- _EXERCISE REQUIREMENTS_
What is the number of lines in these entries that contain "Eyewear"? State it alone.

--------------------------------

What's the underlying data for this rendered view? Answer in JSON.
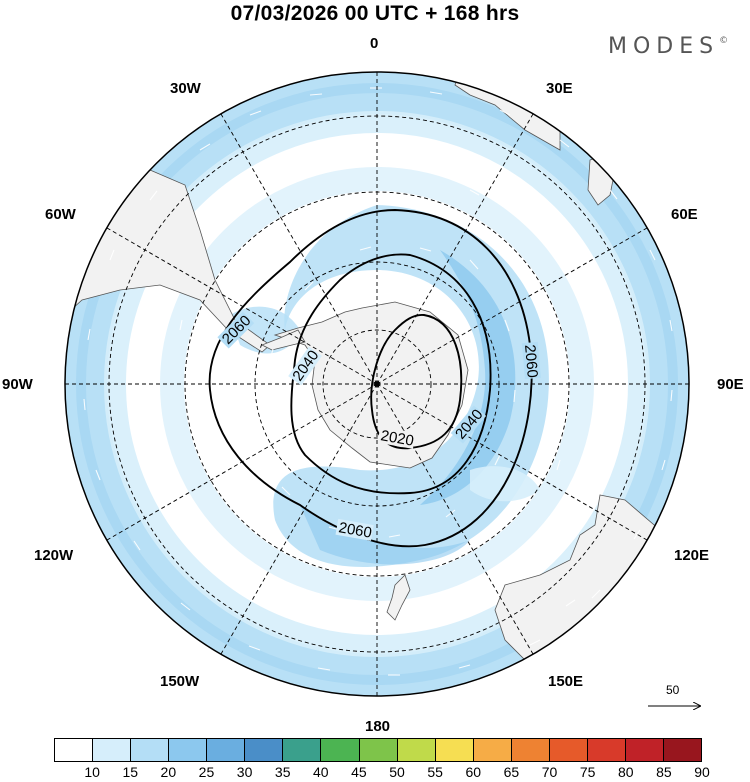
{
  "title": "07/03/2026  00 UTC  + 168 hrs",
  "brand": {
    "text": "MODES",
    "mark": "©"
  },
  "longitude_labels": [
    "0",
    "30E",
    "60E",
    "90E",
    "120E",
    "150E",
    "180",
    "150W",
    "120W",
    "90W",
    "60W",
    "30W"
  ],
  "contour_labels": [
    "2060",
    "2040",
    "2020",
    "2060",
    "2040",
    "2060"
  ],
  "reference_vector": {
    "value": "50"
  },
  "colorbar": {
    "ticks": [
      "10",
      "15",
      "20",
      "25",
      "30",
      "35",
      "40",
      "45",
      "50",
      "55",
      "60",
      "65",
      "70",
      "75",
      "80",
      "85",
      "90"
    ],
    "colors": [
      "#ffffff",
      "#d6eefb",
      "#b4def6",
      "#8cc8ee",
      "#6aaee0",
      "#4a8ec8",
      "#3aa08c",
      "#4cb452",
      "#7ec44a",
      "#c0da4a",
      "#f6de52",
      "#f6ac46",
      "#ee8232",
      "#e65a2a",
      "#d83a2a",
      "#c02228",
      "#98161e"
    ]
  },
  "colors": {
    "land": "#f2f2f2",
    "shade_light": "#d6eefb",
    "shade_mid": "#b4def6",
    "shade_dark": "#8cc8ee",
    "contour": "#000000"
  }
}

--------------------------------

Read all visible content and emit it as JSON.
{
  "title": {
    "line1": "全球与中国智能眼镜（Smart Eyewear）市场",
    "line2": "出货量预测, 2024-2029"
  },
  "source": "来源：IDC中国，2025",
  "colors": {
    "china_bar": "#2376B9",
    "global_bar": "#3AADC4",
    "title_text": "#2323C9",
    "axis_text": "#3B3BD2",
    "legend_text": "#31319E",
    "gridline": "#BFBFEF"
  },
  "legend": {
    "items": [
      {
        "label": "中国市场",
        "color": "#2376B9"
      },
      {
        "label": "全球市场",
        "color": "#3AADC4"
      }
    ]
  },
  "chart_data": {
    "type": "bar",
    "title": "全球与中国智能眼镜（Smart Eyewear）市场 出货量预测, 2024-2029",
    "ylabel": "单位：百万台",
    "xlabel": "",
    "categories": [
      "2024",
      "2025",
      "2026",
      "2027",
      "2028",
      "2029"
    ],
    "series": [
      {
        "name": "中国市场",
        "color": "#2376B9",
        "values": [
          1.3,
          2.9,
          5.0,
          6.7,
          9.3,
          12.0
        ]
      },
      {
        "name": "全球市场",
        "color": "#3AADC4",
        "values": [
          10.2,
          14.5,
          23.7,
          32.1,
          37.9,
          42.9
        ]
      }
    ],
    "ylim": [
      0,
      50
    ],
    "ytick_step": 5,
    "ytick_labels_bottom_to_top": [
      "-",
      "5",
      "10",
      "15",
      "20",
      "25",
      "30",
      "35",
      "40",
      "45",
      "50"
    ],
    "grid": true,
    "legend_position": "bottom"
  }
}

--------------------------------

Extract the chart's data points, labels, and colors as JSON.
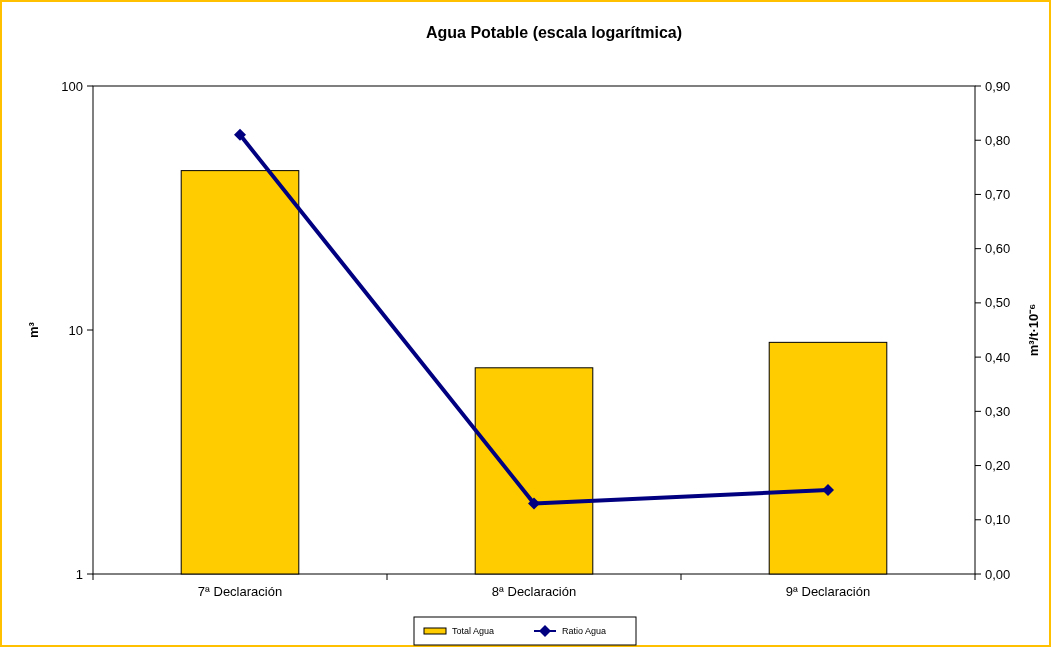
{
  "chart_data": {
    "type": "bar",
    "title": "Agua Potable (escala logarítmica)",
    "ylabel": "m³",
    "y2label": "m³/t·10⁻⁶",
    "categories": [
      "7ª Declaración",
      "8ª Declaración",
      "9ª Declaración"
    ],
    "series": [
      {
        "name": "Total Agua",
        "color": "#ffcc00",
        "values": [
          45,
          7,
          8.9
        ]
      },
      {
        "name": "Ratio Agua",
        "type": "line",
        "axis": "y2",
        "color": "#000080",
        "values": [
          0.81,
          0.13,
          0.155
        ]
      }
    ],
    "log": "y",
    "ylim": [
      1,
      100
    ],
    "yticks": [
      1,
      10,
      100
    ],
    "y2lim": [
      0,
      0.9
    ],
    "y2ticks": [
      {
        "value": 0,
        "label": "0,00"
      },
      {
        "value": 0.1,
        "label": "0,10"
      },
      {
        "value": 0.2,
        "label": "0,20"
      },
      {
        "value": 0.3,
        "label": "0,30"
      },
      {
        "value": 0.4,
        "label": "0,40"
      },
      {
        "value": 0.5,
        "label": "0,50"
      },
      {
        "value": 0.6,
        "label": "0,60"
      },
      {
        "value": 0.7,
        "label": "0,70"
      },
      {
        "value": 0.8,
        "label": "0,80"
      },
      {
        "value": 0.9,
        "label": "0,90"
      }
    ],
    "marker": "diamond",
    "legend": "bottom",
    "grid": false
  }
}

--------------------------------

- _RESULT FOR THIS EXERCISE_
2